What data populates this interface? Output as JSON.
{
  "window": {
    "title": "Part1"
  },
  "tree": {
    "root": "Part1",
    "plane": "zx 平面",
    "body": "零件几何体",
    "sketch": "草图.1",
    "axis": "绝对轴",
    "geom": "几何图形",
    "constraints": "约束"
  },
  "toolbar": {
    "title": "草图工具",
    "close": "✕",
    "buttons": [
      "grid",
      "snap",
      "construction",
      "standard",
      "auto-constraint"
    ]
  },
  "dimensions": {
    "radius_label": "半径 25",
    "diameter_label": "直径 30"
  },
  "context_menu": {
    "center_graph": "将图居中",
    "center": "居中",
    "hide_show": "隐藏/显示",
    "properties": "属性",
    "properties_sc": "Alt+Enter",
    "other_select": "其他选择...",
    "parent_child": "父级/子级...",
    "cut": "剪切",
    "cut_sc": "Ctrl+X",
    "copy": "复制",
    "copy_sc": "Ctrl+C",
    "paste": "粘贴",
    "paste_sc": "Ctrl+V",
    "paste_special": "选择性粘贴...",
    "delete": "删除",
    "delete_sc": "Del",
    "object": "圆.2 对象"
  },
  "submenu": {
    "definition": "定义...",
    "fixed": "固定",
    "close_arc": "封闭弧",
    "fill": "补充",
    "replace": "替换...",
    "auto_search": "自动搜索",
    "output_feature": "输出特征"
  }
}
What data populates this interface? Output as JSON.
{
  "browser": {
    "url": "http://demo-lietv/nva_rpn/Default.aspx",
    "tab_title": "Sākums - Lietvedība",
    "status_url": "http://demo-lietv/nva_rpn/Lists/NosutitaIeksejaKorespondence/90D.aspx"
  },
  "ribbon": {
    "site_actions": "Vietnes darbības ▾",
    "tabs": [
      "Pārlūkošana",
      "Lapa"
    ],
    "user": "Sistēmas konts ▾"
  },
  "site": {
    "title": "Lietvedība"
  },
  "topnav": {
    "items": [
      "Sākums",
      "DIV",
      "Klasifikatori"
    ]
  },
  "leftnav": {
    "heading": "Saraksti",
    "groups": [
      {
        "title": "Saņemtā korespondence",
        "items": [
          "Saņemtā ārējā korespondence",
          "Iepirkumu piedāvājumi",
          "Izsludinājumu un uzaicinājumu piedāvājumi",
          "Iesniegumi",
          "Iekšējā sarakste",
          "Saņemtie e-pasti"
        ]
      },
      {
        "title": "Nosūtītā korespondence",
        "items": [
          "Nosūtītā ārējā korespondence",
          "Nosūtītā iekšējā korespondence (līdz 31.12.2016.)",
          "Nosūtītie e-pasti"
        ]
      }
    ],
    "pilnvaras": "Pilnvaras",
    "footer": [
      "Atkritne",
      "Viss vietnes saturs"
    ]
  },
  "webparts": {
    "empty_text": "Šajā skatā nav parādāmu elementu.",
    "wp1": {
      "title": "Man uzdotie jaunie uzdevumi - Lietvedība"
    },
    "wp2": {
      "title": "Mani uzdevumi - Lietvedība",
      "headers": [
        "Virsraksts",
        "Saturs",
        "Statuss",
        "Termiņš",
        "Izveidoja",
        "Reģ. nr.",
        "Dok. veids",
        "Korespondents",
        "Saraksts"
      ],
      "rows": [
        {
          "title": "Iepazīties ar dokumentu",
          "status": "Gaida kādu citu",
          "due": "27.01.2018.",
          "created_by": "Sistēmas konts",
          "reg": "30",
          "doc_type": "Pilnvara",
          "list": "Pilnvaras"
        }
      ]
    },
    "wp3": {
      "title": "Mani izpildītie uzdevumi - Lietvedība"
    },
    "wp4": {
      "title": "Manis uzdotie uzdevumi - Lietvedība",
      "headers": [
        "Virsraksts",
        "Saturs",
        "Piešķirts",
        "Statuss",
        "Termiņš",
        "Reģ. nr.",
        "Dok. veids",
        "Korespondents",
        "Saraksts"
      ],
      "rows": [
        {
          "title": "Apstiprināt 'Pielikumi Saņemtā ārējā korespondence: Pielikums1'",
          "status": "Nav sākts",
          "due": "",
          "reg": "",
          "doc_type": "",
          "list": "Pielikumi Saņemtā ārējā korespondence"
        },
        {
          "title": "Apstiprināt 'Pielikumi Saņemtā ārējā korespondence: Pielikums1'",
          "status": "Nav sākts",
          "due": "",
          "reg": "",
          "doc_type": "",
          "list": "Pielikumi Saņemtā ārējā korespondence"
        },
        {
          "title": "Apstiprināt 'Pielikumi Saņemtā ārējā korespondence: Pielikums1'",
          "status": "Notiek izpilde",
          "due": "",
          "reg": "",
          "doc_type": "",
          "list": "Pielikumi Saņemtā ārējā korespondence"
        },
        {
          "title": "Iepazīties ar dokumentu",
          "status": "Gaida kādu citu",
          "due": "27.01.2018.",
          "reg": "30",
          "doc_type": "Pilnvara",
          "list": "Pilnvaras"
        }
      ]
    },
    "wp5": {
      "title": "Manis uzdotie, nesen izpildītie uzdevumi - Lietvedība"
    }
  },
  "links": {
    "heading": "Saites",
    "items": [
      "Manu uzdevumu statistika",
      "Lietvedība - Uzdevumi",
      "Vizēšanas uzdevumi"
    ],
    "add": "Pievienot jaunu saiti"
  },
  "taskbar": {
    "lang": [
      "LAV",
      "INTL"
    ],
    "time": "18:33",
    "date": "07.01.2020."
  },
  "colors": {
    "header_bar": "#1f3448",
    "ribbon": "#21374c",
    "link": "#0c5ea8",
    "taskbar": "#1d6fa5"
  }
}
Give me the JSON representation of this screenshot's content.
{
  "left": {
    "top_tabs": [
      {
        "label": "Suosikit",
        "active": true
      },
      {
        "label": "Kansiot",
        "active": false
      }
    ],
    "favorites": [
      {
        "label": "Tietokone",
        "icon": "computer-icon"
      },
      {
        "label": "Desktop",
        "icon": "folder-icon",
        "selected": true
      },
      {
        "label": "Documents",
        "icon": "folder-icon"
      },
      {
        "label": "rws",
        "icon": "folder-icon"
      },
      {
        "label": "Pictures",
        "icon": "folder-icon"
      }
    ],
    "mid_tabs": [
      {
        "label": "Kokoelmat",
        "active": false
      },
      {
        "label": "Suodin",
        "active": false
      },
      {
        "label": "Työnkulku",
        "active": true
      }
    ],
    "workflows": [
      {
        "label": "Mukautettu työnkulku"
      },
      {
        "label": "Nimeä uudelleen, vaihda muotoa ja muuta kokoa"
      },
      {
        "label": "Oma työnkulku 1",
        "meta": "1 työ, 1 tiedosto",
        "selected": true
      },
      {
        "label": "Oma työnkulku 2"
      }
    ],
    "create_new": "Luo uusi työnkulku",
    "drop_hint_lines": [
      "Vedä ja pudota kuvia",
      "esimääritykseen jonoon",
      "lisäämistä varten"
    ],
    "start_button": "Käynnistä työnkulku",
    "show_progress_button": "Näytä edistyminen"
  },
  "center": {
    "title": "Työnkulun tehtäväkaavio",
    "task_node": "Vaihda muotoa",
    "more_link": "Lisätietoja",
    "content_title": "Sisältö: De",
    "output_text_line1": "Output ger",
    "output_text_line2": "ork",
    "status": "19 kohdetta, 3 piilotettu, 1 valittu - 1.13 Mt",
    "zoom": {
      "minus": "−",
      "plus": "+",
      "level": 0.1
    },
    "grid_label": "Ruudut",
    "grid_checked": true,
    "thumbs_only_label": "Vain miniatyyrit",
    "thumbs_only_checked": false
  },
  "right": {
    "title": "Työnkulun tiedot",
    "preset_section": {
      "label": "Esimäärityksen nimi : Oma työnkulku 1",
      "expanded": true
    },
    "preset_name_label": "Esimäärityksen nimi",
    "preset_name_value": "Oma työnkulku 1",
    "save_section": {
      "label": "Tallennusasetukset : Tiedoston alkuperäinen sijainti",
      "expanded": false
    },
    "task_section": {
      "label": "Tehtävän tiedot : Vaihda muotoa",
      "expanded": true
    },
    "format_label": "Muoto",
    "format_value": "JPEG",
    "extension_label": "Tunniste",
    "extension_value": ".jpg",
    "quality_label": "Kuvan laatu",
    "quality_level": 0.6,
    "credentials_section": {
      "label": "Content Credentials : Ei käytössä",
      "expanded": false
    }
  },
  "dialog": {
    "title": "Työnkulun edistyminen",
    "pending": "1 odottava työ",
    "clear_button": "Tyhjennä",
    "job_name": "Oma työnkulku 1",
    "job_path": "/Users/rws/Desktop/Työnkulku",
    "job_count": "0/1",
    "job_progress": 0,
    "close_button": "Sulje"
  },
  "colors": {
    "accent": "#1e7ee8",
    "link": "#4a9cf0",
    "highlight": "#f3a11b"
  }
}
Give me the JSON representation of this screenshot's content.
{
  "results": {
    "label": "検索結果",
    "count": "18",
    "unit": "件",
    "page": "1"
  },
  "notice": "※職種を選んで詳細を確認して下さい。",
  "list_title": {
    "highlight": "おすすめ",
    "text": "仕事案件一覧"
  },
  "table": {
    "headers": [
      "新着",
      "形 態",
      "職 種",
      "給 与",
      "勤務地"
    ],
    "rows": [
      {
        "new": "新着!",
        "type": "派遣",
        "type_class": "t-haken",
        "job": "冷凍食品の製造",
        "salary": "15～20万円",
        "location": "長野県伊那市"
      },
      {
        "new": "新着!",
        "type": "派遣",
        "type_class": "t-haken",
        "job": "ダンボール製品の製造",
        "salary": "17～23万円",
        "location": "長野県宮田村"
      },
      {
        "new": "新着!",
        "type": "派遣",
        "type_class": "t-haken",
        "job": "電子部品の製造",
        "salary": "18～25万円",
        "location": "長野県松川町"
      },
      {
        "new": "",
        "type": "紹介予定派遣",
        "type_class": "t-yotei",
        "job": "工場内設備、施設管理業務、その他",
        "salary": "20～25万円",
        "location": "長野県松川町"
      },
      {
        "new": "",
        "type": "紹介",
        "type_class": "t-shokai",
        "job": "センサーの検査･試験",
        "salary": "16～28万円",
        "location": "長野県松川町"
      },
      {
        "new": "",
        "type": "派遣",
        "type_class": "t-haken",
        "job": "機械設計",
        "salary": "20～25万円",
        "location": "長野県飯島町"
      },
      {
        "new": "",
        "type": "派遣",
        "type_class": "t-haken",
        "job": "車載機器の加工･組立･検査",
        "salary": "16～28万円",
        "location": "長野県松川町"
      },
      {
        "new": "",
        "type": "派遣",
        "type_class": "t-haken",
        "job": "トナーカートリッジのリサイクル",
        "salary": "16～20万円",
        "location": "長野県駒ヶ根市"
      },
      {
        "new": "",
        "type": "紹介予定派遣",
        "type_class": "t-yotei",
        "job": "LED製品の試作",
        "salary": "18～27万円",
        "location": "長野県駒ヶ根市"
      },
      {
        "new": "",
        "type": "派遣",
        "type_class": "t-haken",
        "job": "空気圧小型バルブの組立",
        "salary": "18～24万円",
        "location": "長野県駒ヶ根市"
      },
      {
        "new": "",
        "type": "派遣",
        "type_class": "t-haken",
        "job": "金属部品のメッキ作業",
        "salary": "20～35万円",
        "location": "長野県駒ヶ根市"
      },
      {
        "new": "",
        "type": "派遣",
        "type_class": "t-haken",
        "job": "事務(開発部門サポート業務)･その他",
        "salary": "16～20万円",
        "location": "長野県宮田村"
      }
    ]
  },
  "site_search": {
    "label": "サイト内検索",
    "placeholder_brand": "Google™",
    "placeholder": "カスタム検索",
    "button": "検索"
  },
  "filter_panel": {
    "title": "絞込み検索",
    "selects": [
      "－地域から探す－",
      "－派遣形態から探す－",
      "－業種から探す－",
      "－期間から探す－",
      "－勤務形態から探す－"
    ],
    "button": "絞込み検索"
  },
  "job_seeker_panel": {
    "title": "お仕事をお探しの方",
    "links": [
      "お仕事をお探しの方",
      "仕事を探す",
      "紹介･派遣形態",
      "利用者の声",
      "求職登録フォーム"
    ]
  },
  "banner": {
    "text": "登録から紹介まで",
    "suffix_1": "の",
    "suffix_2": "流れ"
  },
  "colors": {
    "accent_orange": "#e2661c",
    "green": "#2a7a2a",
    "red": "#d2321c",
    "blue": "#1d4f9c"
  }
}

***

**What is being asked**
Collect every line with the string "http" from the records, and copy each.

**Output for this task**
    "url": "http://demo-lietv/nva_rpn/Default.aspx",
    "status_url": "http://demo-lietv/nva_rpn/Lists/NosutitaIeksejaKorespondence/90D.aspx"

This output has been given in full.